Exercise directions:
Type out every line below exactly as it reads.
============================================================
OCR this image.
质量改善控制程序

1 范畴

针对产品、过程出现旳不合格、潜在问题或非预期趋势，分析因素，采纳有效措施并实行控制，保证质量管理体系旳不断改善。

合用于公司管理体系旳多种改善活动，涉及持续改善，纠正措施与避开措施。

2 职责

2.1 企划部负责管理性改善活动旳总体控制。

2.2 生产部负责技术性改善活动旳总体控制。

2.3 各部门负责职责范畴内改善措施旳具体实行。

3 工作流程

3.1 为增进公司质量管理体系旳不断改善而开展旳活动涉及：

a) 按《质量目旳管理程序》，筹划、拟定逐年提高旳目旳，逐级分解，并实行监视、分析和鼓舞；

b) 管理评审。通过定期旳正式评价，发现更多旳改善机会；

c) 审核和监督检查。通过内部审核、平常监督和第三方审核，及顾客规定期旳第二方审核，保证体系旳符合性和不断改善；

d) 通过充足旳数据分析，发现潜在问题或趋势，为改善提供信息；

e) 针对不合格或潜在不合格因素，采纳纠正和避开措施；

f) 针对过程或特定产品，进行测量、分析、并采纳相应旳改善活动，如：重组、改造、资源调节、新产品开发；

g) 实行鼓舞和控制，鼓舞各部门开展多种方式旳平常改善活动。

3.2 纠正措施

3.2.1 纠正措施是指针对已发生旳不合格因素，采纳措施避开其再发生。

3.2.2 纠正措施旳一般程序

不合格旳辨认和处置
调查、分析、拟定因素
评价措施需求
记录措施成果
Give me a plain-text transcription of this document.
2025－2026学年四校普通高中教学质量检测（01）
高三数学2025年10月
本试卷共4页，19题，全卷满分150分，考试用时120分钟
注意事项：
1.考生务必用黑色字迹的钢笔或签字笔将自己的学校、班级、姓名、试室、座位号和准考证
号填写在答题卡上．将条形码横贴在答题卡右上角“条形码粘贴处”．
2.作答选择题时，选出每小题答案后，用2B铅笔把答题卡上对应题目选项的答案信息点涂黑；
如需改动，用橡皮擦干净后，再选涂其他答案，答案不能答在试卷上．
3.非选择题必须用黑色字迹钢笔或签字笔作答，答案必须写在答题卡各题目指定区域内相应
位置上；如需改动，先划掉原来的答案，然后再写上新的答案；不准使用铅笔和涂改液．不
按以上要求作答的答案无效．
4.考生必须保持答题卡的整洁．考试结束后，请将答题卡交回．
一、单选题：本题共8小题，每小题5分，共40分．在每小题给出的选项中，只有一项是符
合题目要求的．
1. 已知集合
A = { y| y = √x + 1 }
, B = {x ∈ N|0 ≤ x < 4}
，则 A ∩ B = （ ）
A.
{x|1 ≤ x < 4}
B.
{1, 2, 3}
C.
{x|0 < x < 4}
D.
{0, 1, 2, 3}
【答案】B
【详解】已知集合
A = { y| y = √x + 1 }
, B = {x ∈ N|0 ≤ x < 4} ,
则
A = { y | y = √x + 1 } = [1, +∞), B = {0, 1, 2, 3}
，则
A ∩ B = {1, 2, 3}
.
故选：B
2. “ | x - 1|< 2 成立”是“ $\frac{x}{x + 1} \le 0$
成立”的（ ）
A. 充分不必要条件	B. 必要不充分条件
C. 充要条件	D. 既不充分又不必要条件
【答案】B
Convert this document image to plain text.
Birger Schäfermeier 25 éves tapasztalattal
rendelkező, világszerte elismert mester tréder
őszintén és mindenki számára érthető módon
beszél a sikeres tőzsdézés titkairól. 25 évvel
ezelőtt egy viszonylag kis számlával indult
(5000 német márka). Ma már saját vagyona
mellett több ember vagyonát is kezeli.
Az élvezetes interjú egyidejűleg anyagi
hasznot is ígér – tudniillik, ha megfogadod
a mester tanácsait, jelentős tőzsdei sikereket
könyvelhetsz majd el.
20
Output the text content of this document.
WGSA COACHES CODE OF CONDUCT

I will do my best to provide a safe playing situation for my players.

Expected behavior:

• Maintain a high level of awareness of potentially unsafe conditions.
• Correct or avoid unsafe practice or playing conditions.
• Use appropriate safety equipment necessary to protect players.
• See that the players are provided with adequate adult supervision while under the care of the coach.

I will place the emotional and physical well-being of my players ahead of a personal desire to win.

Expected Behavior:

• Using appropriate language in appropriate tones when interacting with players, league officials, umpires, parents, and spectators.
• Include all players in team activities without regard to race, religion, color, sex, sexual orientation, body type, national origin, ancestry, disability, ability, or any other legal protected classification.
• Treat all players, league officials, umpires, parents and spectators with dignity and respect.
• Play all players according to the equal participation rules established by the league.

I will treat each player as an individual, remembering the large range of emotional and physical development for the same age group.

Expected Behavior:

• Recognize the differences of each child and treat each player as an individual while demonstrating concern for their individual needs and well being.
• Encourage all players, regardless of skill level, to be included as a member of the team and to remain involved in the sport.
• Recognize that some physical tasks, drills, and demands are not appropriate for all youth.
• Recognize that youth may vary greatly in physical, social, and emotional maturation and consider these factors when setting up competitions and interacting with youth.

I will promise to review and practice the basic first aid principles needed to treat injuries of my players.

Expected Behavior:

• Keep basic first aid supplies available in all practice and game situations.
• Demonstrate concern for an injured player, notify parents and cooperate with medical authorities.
============================================================
Correct output:
OCR this image.
质量改善控制程序

1 范畴

针对产品、过程出现旳不合格、潜在问题或非预期趋势，分析因素，采纳有效措施并实行控制，保证质量管理体系旳不断改善。

合用于公司管理体系旳多种改善活动，涉及持续改善，纠正措施与避开措施。

2 职责

2.1 企划部负责管理性改善活动旳总体控制。

2.2 生产部负责技术性改善活动旳总体控制。

2.3 各部门负责职责范畴内改善措施旳具体实行。

3 工作流程

3.1 为增进公司质量管理体系旳不断改善而开展旳活动涉及：

a) 按《质量目旳管理程序》，筹划、拟定逐年提高旳目旳，逐级分解，并实行监视、分析和鼓舞；

b) 管理评审。通过定期旳正式评价，发现更多旳改善机会；

c) 审核和监督检查。通过内部审核、平常监督和第三方审核，及顾客规定期旳第二方审核，保证体系旳符合性和不断改善；

d) 通过充足旳数据分析，发现潜在问题或趋势，为改善提供信息；

e) 针对不合格或潜在不合格因素，采纳纠正和避开措施；

f) 针对过程或特定产品，进行测量、分析、并采纳相应旳改善活动，如：重组、改造、资源调节、新产品开发；

g) 实行鼓舞和控制，鼓舞各部门开展多种方式旳平常改善活动。

3.2 纠正措施

3.2.1 纠正措施是指针对已发生旳不合格因素，采纳措施避开其再发生。

3.2.2 纠正措施旳一般程序

不合格旳辨认和处置
调查、分析、拟定因素
评价措施需求
记录措施成果
Give me a plain-text transcription of this document.
2025－2026学年四校普通高中教学质量检测（01）
高三数学2025年10月
本试卷共4页，19题，全卷满分150分，考试用时120分钟
注意事项：
1.考生务必用黑色字迹的钢笔或签字笔将自己的学校、班级、姓名、试室、座位号和准考证
号填写在答题卡上．将条形码横贴在答题卡右上角“条形码粘贴处”．
2.作答选择题时，选出每小题答案后，用2B铅笔把答题卡上对应题目选项的答案信息点涂黑；
如需改动，用橡皮擦干净后，再选涂其他答案，答案不能答在试卷上．
3.非选择题必须用黑色字迹钢笔或签字笔作答，答案必须写在答题卡各题目指定区域内相应
位置上；如需改动，先划掉原来的答案，然后再写上新的答案；不准使用铅笔和涂改液．不
按以上要求作答的答案无效．
4.考生必须保持答题卡的整洁．考试结束后，请将答题卡交回．
一、单选题：本题共8小题，每小题5分，共40分．在每小题给出的选项中，只有一项是符
合题目要求的．
1. 已知集合
A = { y| y = √x + 1 }
, B = {x ∈ N|0 ≤ x < 4}
，则 A ∩ B = （ ）
A.
{x|1 ≤ x < 4}
B.
{1, 2, 3}
C.
{x|0 < x < 4}
D.
{0, 1, 2, 3}
【答案】B
【详解】已知集合
A = { y| y = √x + 1 }
, B = {x ∈ N|0 ≤ x < 4} ,
则
A = { y | y = √x + 1 } = [1, +∞), B = {0, 1, 2, 3}
，则
A ∩ B = {1, 2, 3}
.
故选：B
2. “ | x - 1|< 2 成立”是“ $\frac{x}{x + 1} \le 0$
成立”的（ ）
A. 充分不必要条件	B. 必要不充分条件
C. 充要条件	D. 既不充分又不必要条件
【答案】B
Convert this document image to plain text.
Birger Schäfermeier 25 éves tapasztalattal
rendelkező, világszerte elismert mester tréder
őszintén és mindenki számára érthető módon
beszél a sikeres tőzsdézés titkairól. 25 évvel
ezelőtt egy viszonylag kis számlával indult
(5000 német márka). Ma már saját vagyona
mellett több ember vagyonát is kezeli.
Az élvezetes interjú egyidejűleg anyagi
hasznot is ígér – tudniillik, ha megfogadod
a mester tanácsait, jelentős tőzsdei sikereket
könyvelhetsz majd el.
20
Output the text content of this document.
WGSA COACHES CODE OF CONDUCT

I will do my best to provide a safe playing situation for my players.

Expected behavior:

• Maintain a high level of awareness of potentially unsafe conditions.
• Correct or avoid unsafe practice or playing conditions.
• Use appropriate safety equipment necessary to protect players.
• See that the players are provided with adequate adult supervision while under the care of the coach.

I will place the emotional and physical well-being of my players ahead of a personal desire to win.

Expected Behavior:

• Using appropriate language in appropriate tones when interacting with players, league officials, umpires, parents, and spectators.
• Include all players in team activities without regard to race, religion, color, sex, sexual orientation, body type, national origin, ancestry, disability, ability, or any other legal protected classification.
• Treat all players, league officials, umpires, parents and spectators with dignity and respect.
• Play all players according to the equal participation rules established by the league.

I will treat each player as an individual, remembering the large range of emotional and physical development for the same age group.

Expected Behavior:

• Recognize the differences of each child and treat each player as an individual while demonstrating concern for their individual needs and well being.
• Encourage all players, regardless of skill level, to be included as a member of the team and to remain involved in the sport.
• Recognize that some physical tasks, drills, and demands are not appropriate for all youth.
• Recognize that youth may vary greatly in physical, social, and emotional maturation and consider these factors when setting up competitions and interacting with youth.

I will promise to review and practice the basic first aid principles needed to treat injuries of my players.

Expected Behavior:

• Keep basic first aid supplies available in all practice and game situations.
• Demonstrate concern for an injured player, notify parents and cooperate with medical authorities.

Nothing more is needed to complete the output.